▸ **EXERCISE DETAILS**:
Put each line of the items below into one numbered list, skipping any blank lines.

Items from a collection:

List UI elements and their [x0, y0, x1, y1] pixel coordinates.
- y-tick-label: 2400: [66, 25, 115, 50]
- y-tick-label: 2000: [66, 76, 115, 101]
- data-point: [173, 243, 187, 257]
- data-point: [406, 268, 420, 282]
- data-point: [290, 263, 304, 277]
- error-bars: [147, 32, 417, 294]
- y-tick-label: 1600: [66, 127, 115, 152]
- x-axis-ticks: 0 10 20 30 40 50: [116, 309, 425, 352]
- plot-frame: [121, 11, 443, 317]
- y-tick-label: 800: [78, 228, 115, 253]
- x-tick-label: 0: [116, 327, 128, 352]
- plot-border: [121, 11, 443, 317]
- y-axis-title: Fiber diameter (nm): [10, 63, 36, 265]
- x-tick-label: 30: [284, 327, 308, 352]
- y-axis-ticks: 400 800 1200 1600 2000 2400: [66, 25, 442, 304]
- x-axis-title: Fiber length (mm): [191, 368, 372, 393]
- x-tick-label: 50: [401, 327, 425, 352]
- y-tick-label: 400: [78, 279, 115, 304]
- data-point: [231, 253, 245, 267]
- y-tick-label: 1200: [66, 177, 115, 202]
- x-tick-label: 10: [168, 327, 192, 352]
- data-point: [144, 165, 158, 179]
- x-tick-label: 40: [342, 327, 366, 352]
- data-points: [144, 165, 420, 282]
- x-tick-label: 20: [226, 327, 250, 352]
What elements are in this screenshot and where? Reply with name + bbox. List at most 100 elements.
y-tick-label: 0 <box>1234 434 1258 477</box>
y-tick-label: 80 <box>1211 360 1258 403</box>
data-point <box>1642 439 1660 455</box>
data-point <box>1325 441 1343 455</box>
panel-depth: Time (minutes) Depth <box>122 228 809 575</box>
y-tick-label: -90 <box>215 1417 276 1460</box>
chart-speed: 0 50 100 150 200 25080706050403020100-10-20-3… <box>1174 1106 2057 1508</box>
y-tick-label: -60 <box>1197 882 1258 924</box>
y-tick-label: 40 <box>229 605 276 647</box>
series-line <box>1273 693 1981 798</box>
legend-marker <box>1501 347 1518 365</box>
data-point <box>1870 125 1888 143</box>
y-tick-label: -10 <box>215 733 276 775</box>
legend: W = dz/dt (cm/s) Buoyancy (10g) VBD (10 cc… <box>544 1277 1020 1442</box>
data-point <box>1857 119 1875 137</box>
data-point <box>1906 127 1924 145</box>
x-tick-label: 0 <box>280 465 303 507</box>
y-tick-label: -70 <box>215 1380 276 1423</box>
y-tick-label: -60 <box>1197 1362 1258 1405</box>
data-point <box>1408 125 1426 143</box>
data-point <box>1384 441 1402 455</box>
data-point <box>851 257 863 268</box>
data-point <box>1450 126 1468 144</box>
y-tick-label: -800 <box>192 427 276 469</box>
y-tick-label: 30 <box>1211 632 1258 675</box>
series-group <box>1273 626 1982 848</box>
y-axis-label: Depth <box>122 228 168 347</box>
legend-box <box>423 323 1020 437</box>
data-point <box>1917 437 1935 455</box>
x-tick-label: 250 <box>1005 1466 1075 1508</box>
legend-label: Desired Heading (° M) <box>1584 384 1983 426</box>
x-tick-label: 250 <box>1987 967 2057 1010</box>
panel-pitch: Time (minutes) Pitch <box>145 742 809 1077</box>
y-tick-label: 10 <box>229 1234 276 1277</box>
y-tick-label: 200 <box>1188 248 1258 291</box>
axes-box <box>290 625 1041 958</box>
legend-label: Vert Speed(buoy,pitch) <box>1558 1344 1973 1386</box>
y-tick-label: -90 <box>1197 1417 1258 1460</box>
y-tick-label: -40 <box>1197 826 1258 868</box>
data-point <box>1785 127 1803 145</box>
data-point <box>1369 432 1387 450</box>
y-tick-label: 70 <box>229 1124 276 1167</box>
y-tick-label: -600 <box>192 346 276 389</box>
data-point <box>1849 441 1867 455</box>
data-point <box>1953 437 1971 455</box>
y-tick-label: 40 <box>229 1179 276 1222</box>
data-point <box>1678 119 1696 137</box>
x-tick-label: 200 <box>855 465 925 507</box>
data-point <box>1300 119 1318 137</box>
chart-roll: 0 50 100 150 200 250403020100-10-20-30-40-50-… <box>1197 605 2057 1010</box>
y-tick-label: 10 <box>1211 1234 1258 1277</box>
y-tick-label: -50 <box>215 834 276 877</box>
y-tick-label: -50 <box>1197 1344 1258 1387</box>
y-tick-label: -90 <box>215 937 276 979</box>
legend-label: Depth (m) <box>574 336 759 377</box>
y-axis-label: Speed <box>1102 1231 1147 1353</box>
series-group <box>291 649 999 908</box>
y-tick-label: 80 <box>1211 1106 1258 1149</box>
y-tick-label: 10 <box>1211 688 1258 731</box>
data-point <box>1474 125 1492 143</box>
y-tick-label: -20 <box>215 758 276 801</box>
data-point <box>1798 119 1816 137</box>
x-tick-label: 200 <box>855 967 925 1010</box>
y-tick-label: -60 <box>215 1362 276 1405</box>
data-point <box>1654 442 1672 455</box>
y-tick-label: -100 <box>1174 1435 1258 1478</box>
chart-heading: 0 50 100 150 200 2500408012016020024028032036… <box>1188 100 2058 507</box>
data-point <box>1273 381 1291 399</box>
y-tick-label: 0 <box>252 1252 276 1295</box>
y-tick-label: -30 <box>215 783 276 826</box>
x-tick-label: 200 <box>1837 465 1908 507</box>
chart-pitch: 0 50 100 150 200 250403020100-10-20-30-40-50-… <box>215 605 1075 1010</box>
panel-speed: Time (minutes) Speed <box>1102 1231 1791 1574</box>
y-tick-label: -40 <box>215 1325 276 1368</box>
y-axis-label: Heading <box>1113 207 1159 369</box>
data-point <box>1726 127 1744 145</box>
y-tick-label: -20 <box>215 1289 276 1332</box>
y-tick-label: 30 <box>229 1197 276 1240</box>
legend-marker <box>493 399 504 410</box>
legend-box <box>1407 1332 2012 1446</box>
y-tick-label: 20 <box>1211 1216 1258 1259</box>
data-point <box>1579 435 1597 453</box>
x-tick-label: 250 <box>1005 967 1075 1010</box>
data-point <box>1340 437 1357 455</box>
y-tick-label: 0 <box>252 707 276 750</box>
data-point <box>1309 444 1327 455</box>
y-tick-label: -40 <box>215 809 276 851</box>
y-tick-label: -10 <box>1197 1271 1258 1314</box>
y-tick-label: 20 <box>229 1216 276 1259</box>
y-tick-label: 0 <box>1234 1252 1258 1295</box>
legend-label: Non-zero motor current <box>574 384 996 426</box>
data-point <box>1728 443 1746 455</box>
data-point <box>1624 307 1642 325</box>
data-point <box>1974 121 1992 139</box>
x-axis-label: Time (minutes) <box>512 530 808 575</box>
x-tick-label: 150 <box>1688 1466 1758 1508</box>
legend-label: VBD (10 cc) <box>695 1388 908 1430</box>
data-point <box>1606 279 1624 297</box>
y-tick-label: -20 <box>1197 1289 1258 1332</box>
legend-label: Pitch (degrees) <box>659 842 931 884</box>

▸ **OUTPUT OF THE TASK**:
1. List UI elements and their [x0, y0, x1, y1] pixel coordinates.
2. - y-tick-label: 2400: [66, 25, 115, 50]
3. - y-tick-label: 2000: [66, 76, 115, 101]
4. - data-point: [173, 243, 187, 257]
5. - data-point: [406, 268, 420, 282]
6. - data-point: [290, 263, 304, 277]
7. - error-bars: [147, 32, 417, 294]
8. - y-tick-label: 1600: [66, 127, 115, 152]
9. - x-axis-ticks: 0 10 20 30 40 50: [116, 309, 425, 352]
10. - plot-frame: [121, 11, 443, 317]
11. - y-tick-label: 800: [78, 228, 115, 253]
12. - x-tick-label: 0: [116, 327, 128, 352]
13. - plot-border: [121, 11, 443, 317]
14. - y-axis-title: Fiber diameter (nm): [10, 63, 36, 265]
15. - x-tick-label: 30: [284, 327, 308, 352]
16. - y-axis-ticks: 400 800 1200 1600 2000 2400: [66, 25, 442, 304]
17. - x-axis-title: Fiber length (mm): [191, 368, 372, 393]
18. - x-tick-label: 50: [401, 327, 425, 352]
19. - y-tick-label: 400: [78, 279, 115, 304]
20. - data-point: [231, 253, 245, 267]
21. - y-tick-label: 1200: [66, 177, 115, 202]
22. - x-tick-label: 10: [168, 327, 192, 352]
23. - data-point: [144, 165, 158, 179]
24. - x-tick-label: 40: [342, 327, 366, 352]
25. - data-points: [144, 165, 420, 282]
26. - x-tick-label: 20: [226, 327, 250, 352]
27. What elements are in this screenshot and where? Reply with name + bbox. List at most 100 elements.
28. y-tick-label: 0 <box>1234 434 1258 477</box>
29. y-tick-label: 80 <box>1211 360 1258 403</box>
30. data-point <box>1642 439 1660 455</box>
31. data-point <box>1325 441 1343 455</box>
32. panel-depth: Time (minutes) Depth <box>122 228 809 575</box>
33. y-tick-label: -90 <box>215 1417 276 1460</box>
34. chart-speed: 0 50 100 150 200 25080706050403020100-10-20-3… <box>1174 1106 2057 1508</box>
35. y-tick-label: -60 <box>1197 882 1258 924</box>
36. y-tick-label: 40 <box>229 605 276 647</box>
37. series-line <box>1273 693 1981 798</box>
38. legend-marker <box>1501 347 1518 365</box>
39. data-point <box>1870 125 1888 143</box>
40. y-tick-label: -10 <box>215 733 276 775</box>
41. legend: W = dz/dt (cm/s) Buoyancy (10g) VBD (10 cc… <box>544 1277 1020 1442</box>
42. data-point <box>1857 119 1875 137</box>
43. data-point <box>1906 127 1924 145</box>
44. x-tick-label: 0 <box>280 465 303 507</box>
45. y-tick-label: -70 <box>215 1380 276 1423</box>
46. y-tick-label: -60 <box>1197 1362 1258 1405</box>
47. data-point <box>1408 125 1426 143</box>
48. data-point <box>1384 441 1402 455</box>
49. data-point <box>851 257 863 268</box>
50. data-point <box>1450 126 1468 144</box>
51. y-tick-label: -800 <box>192 427 276 469</box>
52. y-tick-label: 30 <box>1211 632 1258 675</box>
53. series-group <box>1273 626 1982 848</box>
54. y-axis-label: Depth <box>122 228 168 347</box>
55. legend-box <box>423 323 1020 437</box>
56. data-point <box>1917 437 1935 455</box>
57. x-tick-label: 250 <box>1005 1466 1075 1508</box>
58. legend-label: Desired Heading (° M) <box>1584 384 1983 426</box>
59. x-tick-label: 250 <box>1987 967 2057 1010</box>
60. panel-pitch: Time (minutes) Pitch <box>145 742 809 1077</box>
61. y-tick-label: 10 <box>229 1234 276 1277</box>
62. y-tick-label: 200 <box>1188 248 1258 291</box>
63. axes-box <box>290 625 1041 958</box>
64. legend-label: Vert Speed(buoy,pitch) <box>1558 1344 1973 1386</box>
65. y-tick-label: -90 <box>1197 1417 1258 1460</box>
66. y-tick-label: -40 <box>1197 826 1258 868</box>
67. data-point <box>1785 127 1803 145</box>
68. data-point <box>1369 432 1387 450</box>
69. y-tick-label: 70 <box>229 1124 276 1167</box>
70. y-tick-label: -600 <box>192 346 276 389</box>
71. data-point <box>1849 441 1867 455</box>
72. data-point <box>1953 437 1971 455</box>
73. y-tick-label: 40 <box>229 1179 276 1222</box>
74. data-point <box>1678 119 1696 137</box>
75. x-tick-label: 200 <box>855 465 925 507</box>
76. data-point <box>1300 119 1318 137</box>
77. chart-roll: 0 50 100 150 200 250403020100-10-20-30-40-50-… <box>1197 605 2057 1010</box>
78. y-tick-label: 10 <box>1211 1234 1258 1277</box>
79. y-tick-label: -50 <box>215 834 276 877</box>
80. y-tick-label: -50 <box>1197 1344 1258 1387</box>
81. y-tick-label: -90 <box>215 937 276 979</box>
82. legend-label: Depth (m) <box>574 336 759 377</box>
83. y-axis-label: Speed <box>1102 1231 1147 1353</box>
84. series-group <box>291 649 999 908</box>
85. y-tick-label: 80 <box>1211 1106 1258 1149</box>
86. y-tick-label: 10 <box>1211 688 1258 731</box>
87. data-point <box>1474 125 1492 143</box>
88. y-tick-label: -20 <box>215 758 276 801</box>
89. data-point <box>1798 119 1816 137</box>
90. x-tick-label: 200 <box>855 967 925 1010</box>
91. y-tick-label: -60 <box>215 1362 276 1405</box>
92. data-point <box>1654 442 1672 455</box>
93. y-tick-label: -100 <box>1174 1435 1258 1478</box>
94. chart-heading: 0 50 100 150 200 2500408012016020024028032036… <box>1188 100 2058 507</box>
95. data-point <box>1273 381 1291 399</box>
96. y-tick-label: 0 <box>252 1252 276 1295</box>
97. y-tick-label: -30 <box>215 783 276 826</box>
98. x-tick-label: 200 <box>1837 465 1908 507</box>
99. chart-pitch: 0 50 100 150 200 250403020100-10-20-30-40-50-… <box>215 605 1075 1010</box>
100. panel-speed: Time (minutes) Speed <box>1102 1231 1791 1574</box>
101. y-tick-label: -40 <box>215 1325 276 1368</box>
102. y-axis-label: Heading <box>1113 207 1159 369</box>
103. data-point <box>1726 127 1744 145</box>
104. y-tick-label: -20 <box>215 1289 276 1332</box>
105. y-tick-label: 30 <box>229 1197 276 1240</box>
106. legend-marker <box>493 399 504 410</box>
107. legend-box <box>1407 1332 2012 1446</box>
108. y-tick-label: 20 <box>1211 1216 1258 1259</box>
109. data-point <box>1579 435 1597 453</box>
110. x-tick-label: 250 <box>1005 967 1075 1010</box>
111. data-point <box>1340 437 1357 455</box>
112. y-tick-label: 0 <box>252 707 276 750</box>
113. data-point <box>1309 444 1327 455</box>
114. y-tick-label: -40 <box>215 809 276 851</box>
115. y-tick-label: -10 <box>1197 1271 1258 1314</box>
116. y-tick-label: 20 <box>229 1216 276 1259</box>
117. y-tick-label: 0 <box>1234 1252 1258 1295</box>
118. legend-label: Non-zero motor current <box>574 384 996 426</box>
119. data-point <box>1728 443 1746 455</box>
120. data-point <box>1624 307 1642 325</box>
121. data-point <box>1974 121 1992 139</box>
122. x-axis-label: Time (minutes) <box>512 530 808 575</box>
123. x-tick-label: 150 <box>1688 1466 1758 1508</box>
124. legend-label: VBD (10 cc) <box>695 1388 908 1430</box>
125. data-point <box>1606 279 1624 297</box>
126. y-tick-label: -20 <box>1197 1289 1258 1332</box>
127. legend-label: Pitch (degrees) <box>659 842 931 884</box>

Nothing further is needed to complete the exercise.